TO DO — Quote the full listing word for word.

Stored records
◇ ◇ ◇
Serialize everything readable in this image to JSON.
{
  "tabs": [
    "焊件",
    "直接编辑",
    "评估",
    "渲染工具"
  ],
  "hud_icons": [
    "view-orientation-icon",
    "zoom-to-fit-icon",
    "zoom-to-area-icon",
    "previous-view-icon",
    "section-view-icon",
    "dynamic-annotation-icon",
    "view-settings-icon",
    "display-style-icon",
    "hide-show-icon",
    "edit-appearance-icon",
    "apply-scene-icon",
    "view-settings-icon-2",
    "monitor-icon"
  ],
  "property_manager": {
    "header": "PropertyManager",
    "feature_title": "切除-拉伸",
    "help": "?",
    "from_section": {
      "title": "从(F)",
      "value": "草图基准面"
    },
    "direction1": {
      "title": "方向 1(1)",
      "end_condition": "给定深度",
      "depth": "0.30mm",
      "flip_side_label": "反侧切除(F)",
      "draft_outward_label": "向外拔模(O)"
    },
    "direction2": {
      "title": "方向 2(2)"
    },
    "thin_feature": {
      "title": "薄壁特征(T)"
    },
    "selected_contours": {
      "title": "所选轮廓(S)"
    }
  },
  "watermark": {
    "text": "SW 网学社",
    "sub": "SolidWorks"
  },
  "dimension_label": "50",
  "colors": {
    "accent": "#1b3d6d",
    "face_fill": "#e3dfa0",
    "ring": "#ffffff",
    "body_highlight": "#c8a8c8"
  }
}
◇ ◇ ◇
PROBLEM SOLUTION —
Serialize everything readable in this image to JSON.
{
  "tabs": [
    "焊件",
    "直接编辑",
    "评估",
    "渲染工具"
  ],
  "hud_icons": [
    "view-orientation-icon",
    "zoom-to-fit-icon",
    "zoom-to-area-icon",
    "previous-view-icon",
    "section-view-icon",
    "dynamic-annotation-icon",
    "view-settings-icon",
    "display-style-icon",
    "hide-show-icon",
    "edit-appearance-icon",
    "apply-scene-icon",
    "view-settings-icon-2",
    "monitor-icon"
  ],
  "property_manager": {
    "header": "PropertyManager",
    "feature_title": "切除-拉伸",
    "help": "?",
    "from_section": {
      "title": "从(F)",
      "value": "草图基准面"
    },
    "direction1": {
      "title": "方向 1(1)",
      "end_condition": "给定深度",
      "depth": "0.30mm",
      "flip_side_label": "反侧切除(F)",
      "draft_outward_label": "向外拔模(O)"
    },
    "direction2": {
      "title": "方向 2(2)"
    },
    "thin_feature": {
      "title": "薄壁特征(T)"
    },
    "selected_contours": {
      "title": "所选轮廓(S)"
    }
  },
  "watermark": {
    "text": "SW 网学社",
    "sub": "SolidWorks"
  },
  "dimension_label": "50",
  "colors": {
    "accent": "#1b3d6d",
    "face_fill": "#e3dfa0",
    "ring": "#ffffff",
    "body_highlight": "#c8a8c8"
  }
}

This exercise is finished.